Repeat every record below exactly, omitting any pictures.

(Entries taken from a collection)
===============

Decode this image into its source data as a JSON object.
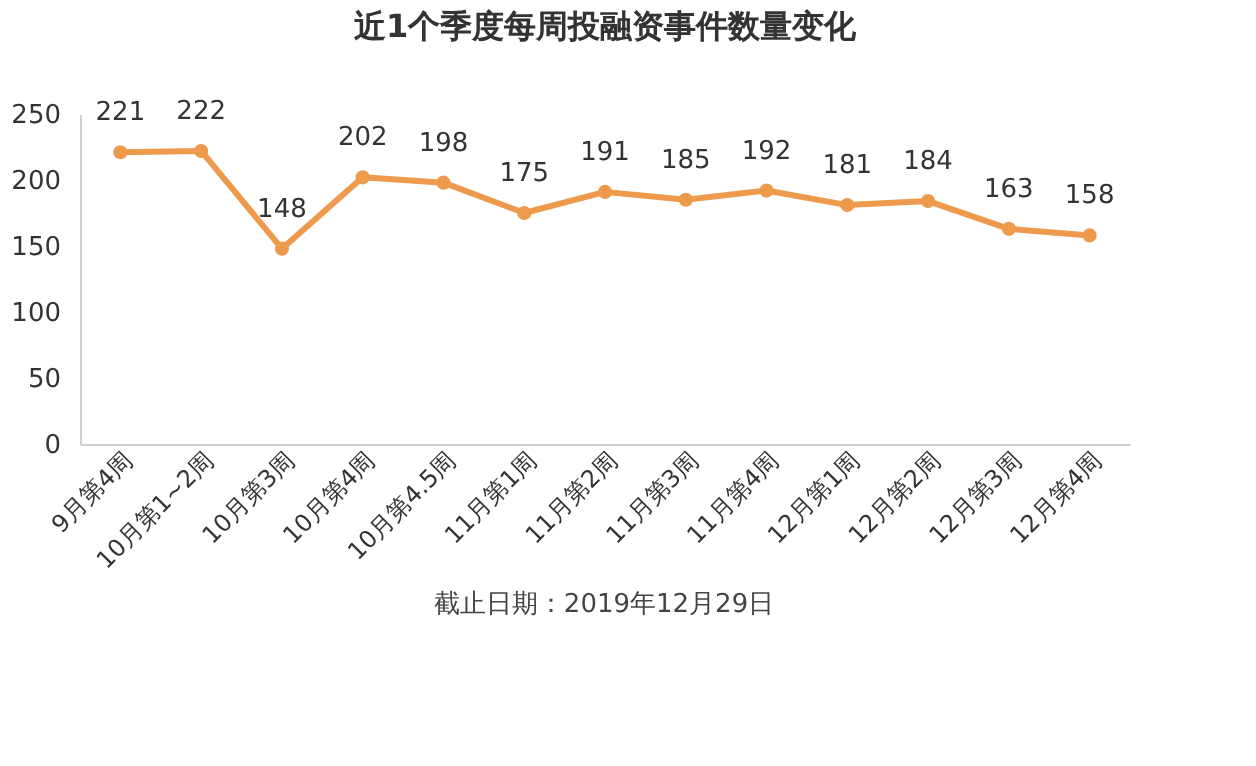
{
  "chart_data": {
    "type": "line",
    "title": "近1个季度每周投融资事件数量变化",
    "categories": [
      "9月第4周",
      "10月第1~2周",
      "10月第3周",
      "10月第4周",
      "10月第4.5周",
      "11月第1周",
      "11月第2周",
      "11月第3周",
      "11月第4周",
      "12月第1周",
      "12月第2周",
      "12月第3周",
      "12月第4周"
    ],
    "values": [
      221,
      222,
      148,
      202,
      198,
      175,
      191,
      185,
      192,
      181,
      184,
      163,
      158
    ],
    "color": "#ee9a4d",
    "ylim": [
      0,
      250
    ],
    "yticks": [
      0,
      50,
      100,
      150,
      200,
      250
    ],
    "grid": false,
    "marker": "circle",
    "line_style": "solid",
    "data_labels": true,
    "annotations": [
      "截止日期：2019年12月29日"
    ]
  }
}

===============

### Task answer
Decode this image into its source data as a JSON object.
{
  "chart_data": {
    "type": "line",
    "title": "近1个季度每周投融资事件数量变化",
    "categories": [
      "9月第4周",
      "10月第1~2周",
      "10月第3周",
      "10月第4周",
      "10月第4.5周",
      "11月第1周",
      "11月第2周",
      "11月第3周",
      "11月第4周",
      "12月第1周",
      "12月第2周",
      "12月第3周",
      "12月第4周"
    ],
    "values": [
      221,
      222,
      148,
      202,
      198,
      175,
      191,
      185,
      192,
      181,
      184,
      163,
      158
    ],
    "color": "#ee9a4d",
    "ylim": [
      0,
      250
    ],
    "yticks": [
      0,
      50,
      100,
      150,
      200,
      250
    ],
    "grid": false,
    "marker": "circle",
    "line_style": "solid",
    "data_labels": true,
    "annotations": [
      "截止日期：2019年12月29日"
    ]
  }
}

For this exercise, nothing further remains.